▸ Task to complete
Report how many lines contain the word "Clayborne", with no other text.

▸ Provided material
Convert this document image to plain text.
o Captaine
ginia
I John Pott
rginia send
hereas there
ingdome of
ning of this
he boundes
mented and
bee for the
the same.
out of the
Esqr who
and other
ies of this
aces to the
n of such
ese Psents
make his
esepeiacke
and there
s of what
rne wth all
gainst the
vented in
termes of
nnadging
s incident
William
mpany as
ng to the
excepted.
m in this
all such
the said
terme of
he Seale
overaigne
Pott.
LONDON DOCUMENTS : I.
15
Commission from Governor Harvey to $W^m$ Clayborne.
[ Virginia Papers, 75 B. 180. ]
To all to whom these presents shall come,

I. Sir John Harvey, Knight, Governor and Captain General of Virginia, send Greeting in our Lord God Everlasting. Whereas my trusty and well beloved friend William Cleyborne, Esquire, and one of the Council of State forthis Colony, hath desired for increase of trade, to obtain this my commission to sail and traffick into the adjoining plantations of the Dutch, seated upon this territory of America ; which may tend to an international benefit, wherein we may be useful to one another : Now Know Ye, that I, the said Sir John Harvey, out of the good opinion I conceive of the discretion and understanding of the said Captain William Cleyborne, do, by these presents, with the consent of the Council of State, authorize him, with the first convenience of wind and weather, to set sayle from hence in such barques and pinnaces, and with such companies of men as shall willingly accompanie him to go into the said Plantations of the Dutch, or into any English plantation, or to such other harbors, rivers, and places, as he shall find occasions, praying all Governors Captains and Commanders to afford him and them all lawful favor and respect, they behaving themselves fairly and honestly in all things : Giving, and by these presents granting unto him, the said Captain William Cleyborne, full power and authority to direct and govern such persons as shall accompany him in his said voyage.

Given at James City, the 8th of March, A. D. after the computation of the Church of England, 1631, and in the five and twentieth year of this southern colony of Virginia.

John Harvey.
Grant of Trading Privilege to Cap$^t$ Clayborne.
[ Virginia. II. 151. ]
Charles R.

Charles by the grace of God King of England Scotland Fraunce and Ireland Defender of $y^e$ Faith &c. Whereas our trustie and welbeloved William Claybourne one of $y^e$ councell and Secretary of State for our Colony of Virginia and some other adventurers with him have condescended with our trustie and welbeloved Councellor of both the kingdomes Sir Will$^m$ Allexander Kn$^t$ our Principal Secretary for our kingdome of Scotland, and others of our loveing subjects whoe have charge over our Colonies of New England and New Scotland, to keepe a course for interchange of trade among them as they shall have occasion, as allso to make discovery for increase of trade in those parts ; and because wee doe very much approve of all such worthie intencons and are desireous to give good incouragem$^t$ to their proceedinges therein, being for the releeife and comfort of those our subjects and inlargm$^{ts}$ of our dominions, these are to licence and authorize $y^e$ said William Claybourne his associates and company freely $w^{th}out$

▸ Complete output
2